Dataset:

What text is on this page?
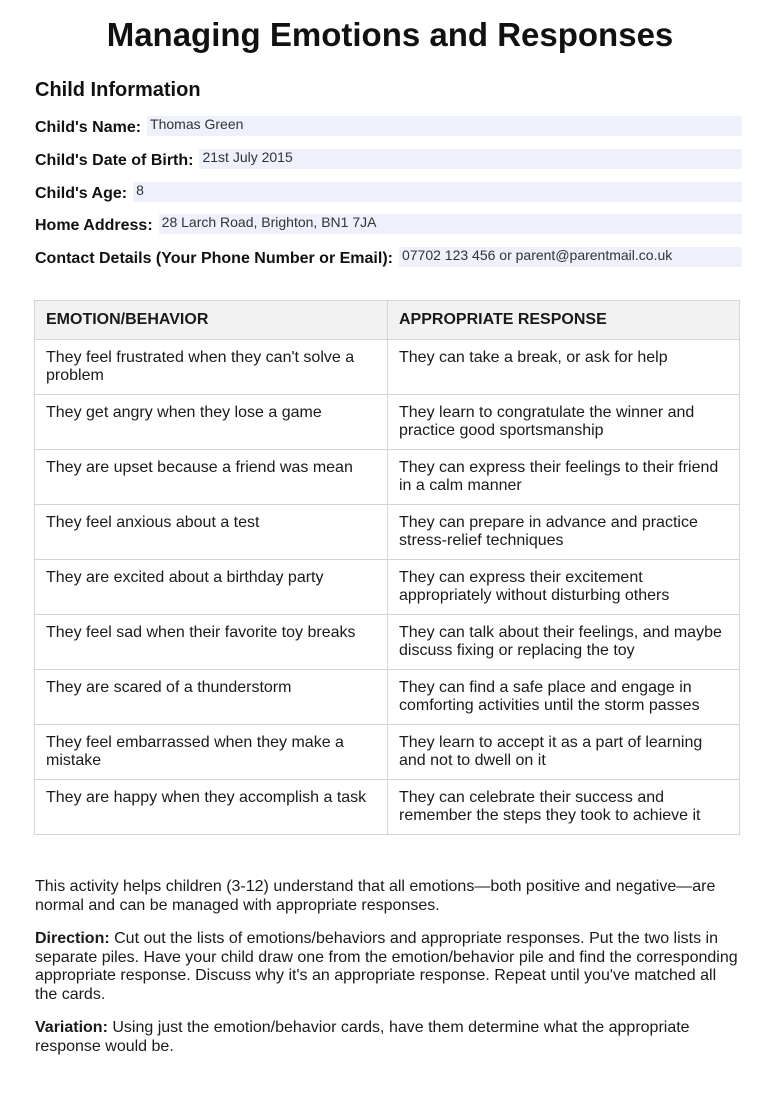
Managing Emotions and Responses
Child Information
Child's Name: Thomas Green
Child's Date of Birth: 21st July 2015
Child's Age: 8
Home Address: 28 Larch Road, Brighton, BN1 7JA
Contact Details (Your Phone Number or Email): 07702 123 456 or parent@parentmail.co.uk
EMOTION/BEHAVIOR	APPROPRIATE RESPONSE
They feel frustrated when they can't solve a problem	They can take a break, or ask for help
They get angry when they lose a game	They learn to congratulate the winner and practice good sportsmanship
They are upset because a friend was mean	They can express their feelings to their friend in a calm manner
They feel anxious about a test	They can prepare in advance and practice stress-relief techniques
They are excited about a birthday party	They can express their excitement appropriately without disturbing others
They feel sad when their favorite toy breaks	They can talk about their feelings, and maybe discuss fixing or replacing the toy
They are scared of a thunderstorm	They can find a safe place and engage in comforting activities until the storm passes
They feel embarrassed when they make a mistake	They learn to accept it as a part of learning and not to dwell on it
They are happy when they accomplish a task	They can celebrate their success and remember the steps they took to achieve it
This activity helps children (3-12) understand that all emotions—both positive and negative—are normal and can be managed with appropriate responses.
Direction: Cut out the lists of emotions/behaviors and appropriate responses. Put the two lists in separate piles. Have your child draw one from the emotion/behavior pile and find the corresponding appropriate response. Discuss why it's an appropriate response. Repeat until you've matched all the cards.
Variation: Using just the emotion/behavior cards, have them determine what the appropriate response would be.
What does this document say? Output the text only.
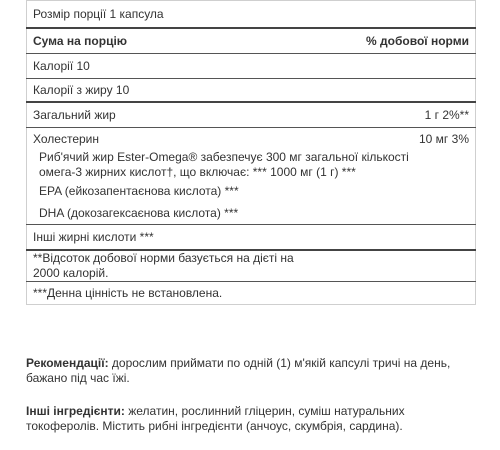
Розмір порції 1 капсула	
Сума на порцію	% добової норми
Калорії 10	
Калорії з жиру 10	
Загальний жир	1 г 2%**
Холестерин	10 мг 3%

Риб'ячий жир Ester-Omega® забезпечує 300 мг загальної кількості
омега-3 жирних кислот†, що включає: *** 1000 мг (1 г) ***	

EPA (ейкозапентаєнова кислота) ***	
DHA (докозагексаєнова кислота) ***	
Інші жирні кислоти ***	

**Відсоток добової норми базується на дієті на
2000 калорій.	

***Денна цінність не встановлена.	

Рекомендації: дорослим приймати по одній (1) м'якій капсулі тричі на день,
бажано під час їжі.

Інші інгредієнти: желатин, рослинний гліцерин, суміш натуральних
токоферолів. Містить рибні інгредієнти (анчоус, скумбрія, сардина).
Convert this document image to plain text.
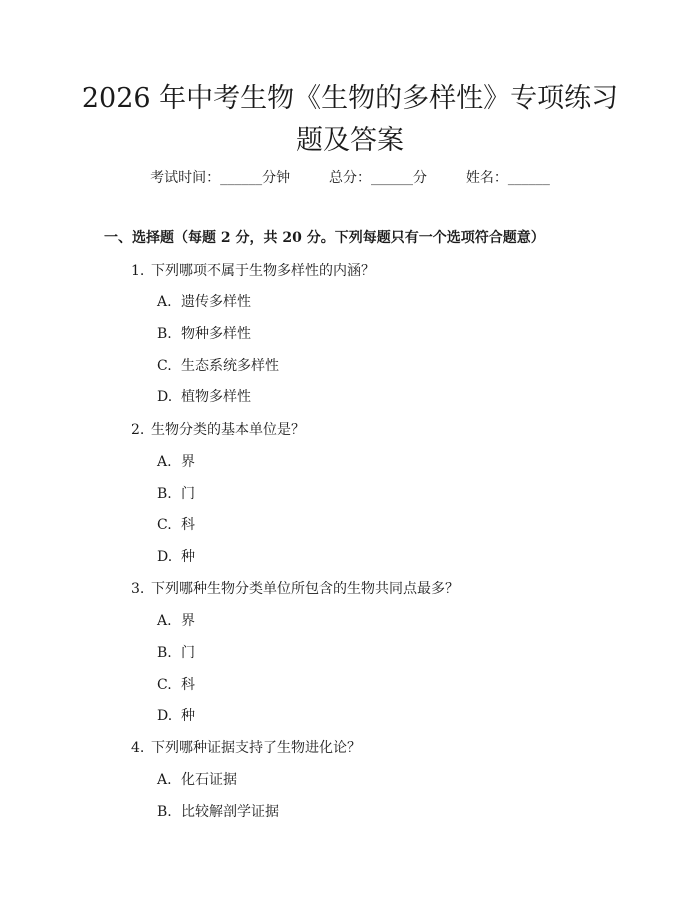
2026 年中考生物《生物的多样性》专项练习
题及答案
考试时间：______分钟	总分：______分	姓名：______
一、选择题（每题 2 分，共 20 分。下列每题只有一个选项符合题意）
1. 下列哪项不属于生物多样性的内涵？
A. 遗传多样性
B. 物种多样性
C. 生态系统多样性
D. 植物多样性
2. 生物分类的基本单位是？
A. 界
B. 门
C. 科
D. 种
3. 下列哪种生物分类单位所包含的生物共同点最多？
A. 界
B. 门
C. 科
D. 种
4. 下列哪种证据支持了生物进化论？
A. 化石证据
B. 比较解剖学证据
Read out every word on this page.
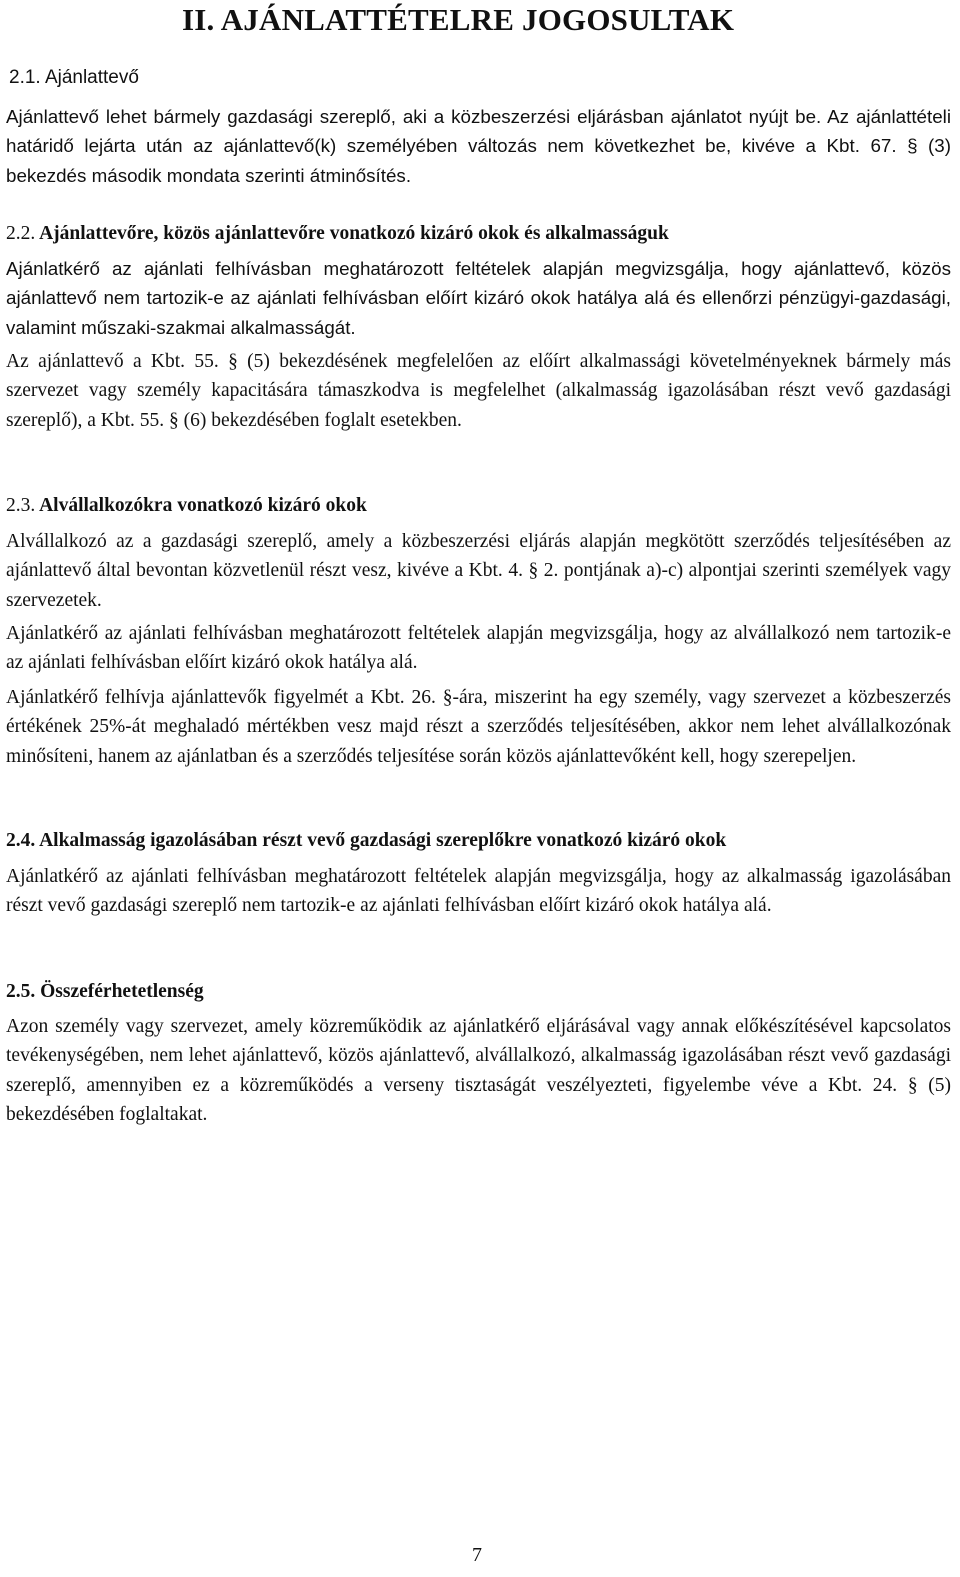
II. AJÁNLATTÉTELRE JOGOSULTAK
2.1. Ajánlattevő

Ajánlattevő lehet bármely gazdasági szereplő, aki a közbeszerzési eljárásban ajánlatot nyújt be. Az ajánlattételi határidő lejárta után az ajánlattevő(k) személyében változás nem következhet be, kivéve a Kbt. 67. § (3) bekezdés második mondata szerinti átminősítés.

2.2. Ajánlattevőre, közös ajánlattevőre vonatkozó kizáró okok és alkalmasságuk

Ajánlatkérő az ajánlati felhívásban meghatározott feltételek alapján megvizsgálja, hogy ajánlattevő, közös ajánlattevő nem tartozik-e az ajánlati felhívásban előírt kizáró okok hatálya alá és ellenőrzi pénzügyi-gazdasági, valamint műszaki-szakmai alkalmasságát.

Az ajánlattevő a Kbt. 55. § (5) bekezdésének megfelelően az előírt alkalmassági követelményeknek bármely más szervezet vagy személy kapacitására támaszkodva is megfelelhet (alkalmasság igazolásában részt vevő gazdasági szereplő), a Kbt. 55. § (6) bekezdésében foglalt esetekben.

2.3. Alvállalkozókra vonatkozó kizáró okok

Alvállalkozó az a gazdasági szereplő, amely a közbeszerzési eljárás alapján megkötött szerződés teljesítésében az ajánlattevő által bevontan közvetlenül részt vesz, kivéve a Kbt. 4. § 2. pontjának a)-c) alpontjai szerinti személyek vagy szervezetek.

Ajánlatkérő az ajánlati felhívásban meghatározott feltételek alapján megvizsgálja, hogy az alvállalkozó nem tartozik-e az ajánlati felhívásban előírt kizáró okok hatálya alá.

Ajánlatkérő felhívja ajánlattevők figyelmét a Kbt. 26. §-ára, miszerint ha egy személy, vagy szervezet a közbeszerzés értékének 25%-át meghaladó mértékben vesz majd részt a szerződés teljesítésében, akkor nem lehet alvállalkozónak minősíteni, hanem az ajánlatban és a szerződés teljesítése során közös ajánlattevőként kell, hogy szerepeljen.

2.4. Alkalmasság igazolásában részt vevő gazdasági szereplőkre vonatkozó kizáró okok

Ajánlatkérő az ajánlati felhívásban meghatározott feltételek alapján megvizsgálja, hogy az alkalmasság igazolásában részt vevő gazdasági szereplő nem tartozik-e az ajánlati felhívásban előírt kizáró okok hatálya alá.

2.5. Összeférhetetlenség

Azon személy vagy szervezet, amely közreműködik az ajánlatkérő eljárásával vagy annak előkészítésével kapcsolatos tevékenységében, nem lehet ajánlattevő, közös ajánlattevő, alvállalkozó, alkalmasság igazolásában részt vevő gazdasági szereplő, amennyiben ez a közreműködés a verseny tisztaságát veszélyezteti, figyelembe véve a Kbt. 24. § (5) bekezdésében foglaltakat.

7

Exercise instructions: Transcribe every entry word for word, but skip the pictures.

The completed task:
What text is on this page?
Managing Emotions and Responses
Child Information
Child's Name: Thomas Green
Child's Date of Birth: 21st July 2015
Child's Age: 8
Home Address: 28 Larch Road, Brighton, BN1 7JA
Contact Details (Your Phone Number or Email): 07702 123 456 or parent@parentmail.co.uk
EMOTION/BEHAVIOR	APPROPRIATE RESPONSE
They feel frustrated when they can't solve a problem	They can take a break, or ask for help
They get angry when they lose a game	They learn to congratulate the winner and practice good sportsmanship
They are upset because a friend was mean	They can express their feelings to their friend in a calm manner
They feel anxious about a test	They can prepare in advance and practice stress-relief techniques
They are excited about a birthday party	They can express their excitement appropriately without disturbing others
They feel sad when their favorite toy breaks	They can talk about their feelings, and maybe discuss fixing or replacing the toy
They are scared of a thunderstorm	They can find a safe place and engage in comforting activities until the storm passes
They feel embarrassed when they make a mistake	They learn to accept it as a part of learning and not to dwell on it
They are happy when they accomplish a task	They can celebrate their success and remember the steps they took to achieve it
This activity helps children (3-12) understand that all emotions—both positive and negative—are normal and can be managed with appropriate responses.
Direction: Cut out the lists of emotions/behaviors and appropriate responses. Put the two lists in separate piles. Have your child draw one from the emotion/behavior pile and find the corresponding appropriate response. Discuss why it's an appropriate response. Repeat until you've matched all the cards.
Variation: Using just the emotion/behavior cards, have them determine what the appropriate response would be.
What does this document say? Output the text only.
Розмір порції 1 капсула	
Сума на порцію	% добової норми
Калорії 10	
Калорії з жиру 10	
Загальний жир	1 г 2%**
Холестерин	10 мг 3%

Риб'ячий жир Ester-Omega® забезпечує 300 мг загальної кількості
омега-3 жирних кислот†, що включає: *** 1000 мг (1 г) ***	

EPA (ейкозапентаєнова кислота) ***	
DHA (докозагексаєнова кислота) ***	
Інші жирні кислоти ***	

**Відсоток добової норми базується на дієті на
2000 калорій.	

***Денна цінність не встановлена.	

Рекомендації: дорослим приймати по одній (1) м'якій капсулі тричі на день,
бажано під час їжі.

Інші інгредієнти: желатин, рослинний гліцерин, суміш натуральних
токоферолів. Містить рибні інгредієнти (анчоус, скумбрія, сардина).
Convert this document image to plain text.
2026 年中考生物《生物的多样性》专项练习
题及答案
考试时间：______分钟	总分：______分	姓名：______
一、选择题（每题 2 分，共 20 分。下列每题只有一个选项符合题意）
1. 下列哪项不属于生物多样性的内涵？
A. 遗传多样性
B. 物种多样性
C. 生态系统多样性
D. 植物多样性
2. 生物分类的基本单位是？
A. 界
B. 门
C. 科
D. 种
3. 下列哪种生物分类单位所包含的生物共同点最多？
A. 界
B. 门
C. 科
D. 种
4. 下列哪种证据支持了生物进化论？
A. 化石证据
B. 比较解剖学证据
Read out every word on this page.
II. AJÁNLATTÉTELRE JOGOSULTAK
2.1. Ajánlattevő

Ajánlattevő lehet bármely gazdasági szereplő, aki a közbeszerzési eljárásban ajánlatot nyújt be. Az ajánlattételi határidő lejárta után az ajánlattevő(k) személyében változás nem következhet be, kivéve a Kbt. 67. § (3) bekezdés második mondata szerinti átminősítés.

2.2. Ajánlattevőre, közös ajánlattevőre vonatkozó kizáró okok és alkalmasságuk

Ajánlatkérő az ajánlati felhívásban meghatározott feltételek alapján megvizsgálja, hogy ajánlattevő, közös ajánlattevő nem tartozik-e az ajánlati felhívásban előírt kizáró okok hatálya alá és ellenőrzi pénzügyi-gazdasági, valamint műszaki-szakmai alkalmasságát.

Az ajánlattevő a Kbt. 55. § (5) bekezdésének megfelelően az előírt alkalmassági követelményeknek bármely más szervezet vagy személy kapacitására támaszkodva is megfelelhet (alkalmasság igazolásában részt vevő gazdasági szereplő), a Kbt. 55. § (6) bekezdésében foglalt esetekben.

2.3. Alvállalkozókra vonatkozó kizáró okok

Alvállalkozó az a gazdasági szereplő, amely a közbeszerzési eljárás alapján megkötött szerződés teljesítésében az ajánlattevő által bevontan közvetlenül részt vesz, kivéve a Kbt. 4. § 2. pontjának a)-c) alpontjai szerinti személyek vagy szervezetek.

Ajánlatkérő az ajánlati felhívásban meghatározott feltételek alapján megvizsgálja, hogy az alvállalkozó nem tartozik-e az ajánlati felhívásban előírt kizáró okok hatálya alá.

Ajánlatkérő felhívja ajánlattevők figyelmét a Kbt. 26. §-ára, miszerint ha egy személy, vagy szervezet a közbeszerzés értékének 25%-át meghaladó mértékben vesz majd részt a szerződés teljesítésében, akkor nem lehet alvállalkozónak minősíteni, hanem az ajánlatban és a szerződés teljesítése során közös ajánlattevőként kell, hogy szerepeljen.

2.4. Alkalmasság igazolásában részt vevő gazdasági szereplőkre vonatkozó kizáró okok

Ajánlatkérő az ajánlati felhívásban meghatározott feltételek alapján megvizsgálja, hogy az alkalmasság igazolásában részt vevő gazdasági szereplő nem tartozik-e az ajánlati felhívásban előírt kizáró okok hatálya alá.

2.5. Összeférhetetlenség

Azon személy vagy szervezet, amely közreműködik az ajánlatkérő eljárásával vagy annak előkészítésével kapcsolatos tevékenységében, nem lehet ajánlattevő, közös ajánlattevő, alvállalkozó, alkalmasság igazolásában részt vevő gazdasági szereplő, amennyiben ez a közreműködés a verseny tisztaságát veszélyezteti, figyelembe véve a Kbt. 24. § (5) bekezdésében foglaltakat.

7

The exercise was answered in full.